WORK TO BE COMPLETED: Note each line that includes the word "JSON". Copy those lines.

EXERCISE INPUTS:
****

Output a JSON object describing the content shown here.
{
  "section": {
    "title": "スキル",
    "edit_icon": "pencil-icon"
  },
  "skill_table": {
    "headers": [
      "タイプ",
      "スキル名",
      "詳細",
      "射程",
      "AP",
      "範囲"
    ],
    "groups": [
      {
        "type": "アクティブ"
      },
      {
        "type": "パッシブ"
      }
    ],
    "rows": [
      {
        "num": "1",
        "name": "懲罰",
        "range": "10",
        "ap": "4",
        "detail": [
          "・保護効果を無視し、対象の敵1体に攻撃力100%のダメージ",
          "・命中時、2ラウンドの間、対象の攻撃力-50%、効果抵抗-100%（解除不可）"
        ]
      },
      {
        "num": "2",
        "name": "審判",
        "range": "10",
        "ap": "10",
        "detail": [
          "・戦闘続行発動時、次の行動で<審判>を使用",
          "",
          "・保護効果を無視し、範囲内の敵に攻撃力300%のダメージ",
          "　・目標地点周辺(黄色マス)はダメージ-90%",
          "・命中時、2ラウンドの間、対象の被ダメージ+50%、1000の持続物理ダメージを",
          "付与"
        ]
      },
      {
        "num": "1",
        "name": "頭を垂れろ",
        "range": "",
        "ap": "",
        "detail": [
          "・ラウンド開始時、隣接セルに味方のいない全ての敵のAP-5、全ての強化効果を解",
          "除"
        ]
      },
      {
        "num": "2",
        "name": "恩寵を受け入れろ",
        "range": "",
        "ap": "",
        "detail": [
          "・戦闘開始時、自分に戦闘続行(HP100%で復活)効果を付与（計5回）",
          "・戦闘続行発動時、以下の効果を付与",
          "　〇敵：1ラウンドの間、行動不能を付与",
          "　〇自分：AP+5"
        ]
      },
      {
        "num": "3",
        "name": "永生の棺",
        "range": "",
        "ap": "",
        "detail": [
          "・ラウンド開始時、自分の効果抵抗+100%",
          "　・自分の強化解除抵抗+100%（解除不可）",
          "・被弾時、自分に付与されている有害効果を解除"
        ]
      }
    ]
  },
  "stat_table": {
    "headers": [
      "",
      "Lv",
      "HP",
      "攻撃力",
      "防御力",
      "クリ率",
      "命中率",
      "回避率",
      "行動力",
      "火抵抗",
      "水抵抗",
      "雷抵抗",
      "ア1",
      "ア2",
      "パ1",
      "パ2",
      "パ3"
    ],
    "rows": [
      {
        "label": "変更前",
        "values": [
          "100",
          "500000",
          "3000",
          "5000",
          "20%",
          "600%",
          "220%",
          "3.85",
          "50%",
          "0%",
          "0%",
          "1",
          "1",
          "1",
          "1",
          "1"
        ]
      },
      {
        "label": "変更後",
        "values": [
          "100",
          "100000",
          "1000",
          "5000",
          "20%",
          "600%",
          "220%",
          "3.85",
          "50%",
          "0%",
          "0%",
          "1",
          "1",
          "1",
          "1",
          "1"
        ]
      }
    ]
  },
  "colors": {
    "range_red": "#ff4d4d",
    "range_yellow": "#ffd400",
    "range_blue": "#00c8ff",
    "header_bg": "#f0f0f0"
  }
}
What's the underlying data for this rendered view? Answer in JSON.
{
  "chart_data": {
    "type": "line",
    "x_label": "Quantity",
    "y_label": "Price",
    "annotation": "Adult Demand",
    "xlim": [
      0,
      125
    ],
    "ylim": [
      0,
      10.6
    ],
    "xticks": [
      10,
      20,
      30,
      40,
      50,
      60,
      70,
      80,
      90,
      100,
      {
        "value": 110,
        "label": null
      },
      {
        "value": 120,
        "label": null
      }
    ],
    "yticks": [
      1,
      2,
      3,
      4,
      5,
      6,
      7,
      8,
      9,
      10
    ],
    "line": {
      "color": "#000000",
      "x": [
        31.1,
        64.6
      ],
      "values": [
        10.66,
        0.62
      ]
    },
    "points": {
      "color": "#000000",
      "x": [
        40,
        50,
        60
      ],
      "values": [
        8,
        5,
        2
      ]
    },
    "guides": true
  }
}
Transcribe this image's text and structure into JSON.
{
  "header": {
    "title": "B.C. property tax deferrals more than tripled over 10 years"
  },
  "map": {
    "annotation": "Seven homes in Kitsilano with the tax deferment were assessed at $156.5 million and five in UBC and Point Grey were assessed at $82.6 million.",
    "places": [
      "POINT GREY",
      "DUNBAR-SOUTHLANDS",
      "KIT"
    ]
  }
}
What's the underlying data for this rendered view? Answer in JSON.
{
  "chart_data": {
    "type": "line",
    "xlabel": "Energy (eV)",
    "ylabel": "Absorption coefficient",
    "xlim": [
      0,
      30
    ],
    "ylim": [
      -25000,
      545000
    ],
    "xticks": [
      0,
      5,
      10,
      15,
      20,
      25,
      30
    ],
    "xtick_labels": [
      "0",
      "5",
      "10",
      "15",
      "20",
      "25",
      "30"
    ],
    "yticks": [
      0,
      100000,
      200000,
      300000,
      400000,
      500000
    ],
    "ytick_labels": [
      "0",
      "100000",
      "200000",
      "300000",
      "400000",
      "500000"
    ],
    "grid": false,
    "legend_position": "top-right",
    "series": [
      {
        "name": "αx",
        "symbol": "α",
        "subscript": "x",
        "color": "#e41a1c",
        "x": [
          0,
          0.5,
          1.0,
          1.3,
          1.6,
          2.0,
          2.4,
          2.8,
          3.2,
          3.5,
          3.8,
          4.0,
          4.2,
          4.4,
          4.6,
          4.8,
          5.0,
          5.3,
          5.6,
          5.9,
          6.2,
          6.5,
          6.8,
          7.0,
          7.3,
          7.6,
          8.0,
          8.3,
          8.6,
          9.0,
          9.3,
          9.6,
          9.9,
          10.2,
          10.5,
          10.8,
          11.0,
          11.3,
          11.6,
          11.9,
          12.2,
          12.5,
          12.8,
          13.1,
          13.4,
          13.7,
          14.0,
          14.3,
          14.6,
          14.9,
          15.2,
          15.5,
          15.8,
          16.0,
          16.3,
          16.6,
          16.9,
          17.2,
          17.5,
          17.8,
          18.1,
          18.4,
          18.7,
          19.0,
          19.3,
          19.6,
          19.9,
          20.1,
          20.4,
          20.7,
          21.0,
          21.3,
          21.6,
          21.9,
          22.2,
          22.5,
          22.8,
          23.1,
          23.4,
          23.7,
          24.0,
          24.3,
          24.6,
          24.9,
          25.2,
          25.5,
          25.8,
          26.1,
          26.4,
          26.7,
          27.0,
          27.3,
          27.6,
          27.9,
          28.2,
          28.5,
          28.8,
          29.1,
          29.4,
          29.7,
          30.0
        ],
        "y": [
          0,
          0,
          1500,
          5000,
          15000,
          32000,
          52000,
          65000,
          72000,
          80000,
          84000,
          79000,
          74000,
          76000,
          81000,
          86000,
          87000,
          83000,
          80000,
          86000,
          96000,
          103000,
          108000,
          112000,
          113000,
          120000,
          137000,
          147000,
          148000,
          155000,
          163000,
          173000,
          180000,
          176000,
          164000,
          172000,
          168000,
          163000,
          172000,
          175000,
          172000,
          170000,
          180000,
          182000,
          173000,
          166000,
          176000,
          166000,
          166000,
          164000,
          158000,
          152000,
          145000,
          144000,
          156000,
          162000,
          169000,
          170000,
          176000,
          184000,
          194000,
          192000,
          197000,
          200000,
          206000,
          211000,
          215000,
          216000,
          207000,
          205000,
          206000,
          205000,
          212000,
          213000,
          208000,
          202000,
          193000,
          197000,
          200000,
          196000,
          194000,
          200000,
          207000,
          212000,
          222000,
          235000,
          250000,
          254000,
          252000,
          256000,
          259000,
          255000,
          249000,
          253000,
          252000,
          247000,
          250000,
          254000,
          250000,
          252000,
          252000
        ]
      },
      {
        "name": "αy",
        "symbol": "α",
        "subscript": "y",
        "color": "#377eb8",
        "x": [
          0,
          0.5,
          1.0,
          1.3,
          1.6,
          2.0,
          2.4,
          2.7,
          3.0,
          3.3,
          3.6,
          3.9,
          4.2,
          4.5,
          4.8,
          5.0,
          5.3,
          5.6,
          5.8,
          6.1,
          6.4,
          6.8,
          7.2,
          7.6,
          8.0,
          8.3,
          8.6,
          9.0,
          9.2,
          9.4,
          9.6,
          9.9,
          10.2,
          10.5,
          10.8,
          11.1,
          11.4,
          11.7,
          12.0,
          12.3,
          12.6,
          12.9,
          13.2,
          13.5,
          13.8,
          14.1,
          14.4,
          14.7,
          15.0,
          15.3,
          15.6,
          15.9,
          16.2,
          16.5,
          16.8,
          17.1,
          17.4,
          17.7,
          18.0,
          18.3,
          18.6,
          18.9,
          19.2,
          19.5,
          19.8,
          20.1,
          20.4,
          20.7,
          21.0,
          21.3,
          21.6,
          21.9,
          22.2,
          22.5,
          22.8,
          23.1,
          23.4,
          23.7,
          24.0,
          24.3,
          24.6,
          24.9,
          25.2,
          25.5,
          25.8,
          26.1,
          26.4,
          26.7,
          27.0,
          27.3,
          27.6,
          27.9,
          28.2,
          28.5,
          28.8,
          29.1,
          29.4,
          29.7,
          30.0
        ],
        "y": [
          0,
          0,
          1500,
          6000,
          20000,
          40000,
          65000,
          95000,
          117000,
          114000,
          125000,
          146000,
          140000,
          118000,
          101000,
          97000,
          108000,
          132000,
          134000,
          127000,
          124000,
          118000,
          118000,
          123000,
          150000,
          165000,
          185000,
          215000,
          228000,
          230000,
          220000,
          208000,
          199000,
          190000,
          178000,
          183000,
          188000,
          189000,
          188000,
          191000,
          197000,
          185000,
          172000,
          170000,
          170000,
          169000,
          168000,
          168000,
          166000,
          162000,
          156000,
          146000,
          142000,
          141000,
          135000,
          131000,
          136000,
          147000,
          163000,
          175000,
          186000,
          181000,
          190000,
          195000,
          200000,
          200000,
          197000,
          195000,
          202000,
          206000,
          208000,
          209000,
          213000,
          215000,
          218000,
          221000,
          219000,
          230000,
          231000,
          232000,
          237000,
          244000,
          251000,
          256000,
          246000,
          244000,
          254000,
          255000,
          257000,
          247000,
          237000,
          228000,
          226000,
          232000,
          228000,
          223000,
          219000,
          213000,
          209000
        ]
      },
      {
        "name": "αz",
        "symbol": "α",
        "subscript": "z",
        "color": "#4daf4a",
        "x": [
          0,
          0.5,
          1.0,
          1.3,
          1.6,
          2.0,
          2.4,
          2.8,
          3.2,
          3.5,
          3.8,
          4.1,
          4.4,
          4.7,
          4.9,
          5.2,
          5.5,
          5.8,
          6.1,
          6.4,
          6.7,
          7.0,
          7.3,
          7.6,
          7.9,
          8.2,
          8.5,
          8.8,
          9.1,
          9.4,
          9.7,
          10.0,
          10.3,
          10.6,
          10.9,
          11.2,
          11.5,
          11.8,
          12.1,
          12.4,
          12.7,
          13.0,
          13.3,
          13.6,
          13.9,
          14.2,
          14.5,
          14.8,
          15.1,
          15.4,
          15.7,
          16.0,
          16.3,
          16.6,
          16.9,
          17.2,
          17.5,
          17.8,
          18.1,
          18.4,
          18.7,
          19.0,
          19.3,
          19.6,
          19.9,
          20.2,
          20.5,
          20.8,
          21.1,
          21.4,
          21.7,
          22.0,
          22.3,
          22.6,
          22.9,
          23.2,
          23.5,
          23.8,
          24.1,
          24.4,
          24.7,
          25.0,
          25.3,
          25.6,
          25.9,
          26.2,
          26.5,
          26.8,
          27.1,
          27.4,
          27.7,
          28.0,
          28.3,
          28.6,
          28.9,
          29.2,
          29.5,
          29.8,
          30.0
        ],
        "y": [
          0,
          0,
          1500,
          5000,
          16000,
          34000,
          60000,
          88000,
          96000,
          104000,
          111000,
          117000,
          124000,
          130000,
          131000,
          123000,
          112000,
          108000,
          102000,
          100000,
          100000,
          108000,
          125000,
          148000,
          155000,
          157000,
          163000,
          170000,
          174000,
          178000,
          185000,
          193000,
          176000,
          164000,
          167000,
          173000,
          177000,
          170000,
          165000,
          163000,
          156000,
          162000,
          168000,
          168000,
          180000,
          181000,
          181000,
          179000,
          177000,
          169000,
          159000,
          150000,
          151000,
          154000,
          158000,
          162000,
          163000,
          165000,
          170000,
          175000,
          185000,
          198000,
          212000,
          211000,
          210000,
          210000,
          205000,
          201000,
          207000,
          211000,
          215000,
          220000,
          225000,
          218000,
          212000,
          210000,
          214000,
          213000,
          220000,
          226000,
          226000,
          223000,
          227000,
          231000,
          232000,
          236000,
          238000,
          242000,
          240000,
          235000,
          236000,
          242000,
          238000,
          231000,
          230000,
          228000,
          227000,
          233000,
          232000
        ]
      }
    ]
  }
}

****

COMPLETE ANSWER:
Output a JSON object describing the content shown here.
What's the underlying data for this rendered view? Answer in JSON.
Transcribe this image's text and structure into JSON.
What's the underlying data for this rendered view? Answer in JSON.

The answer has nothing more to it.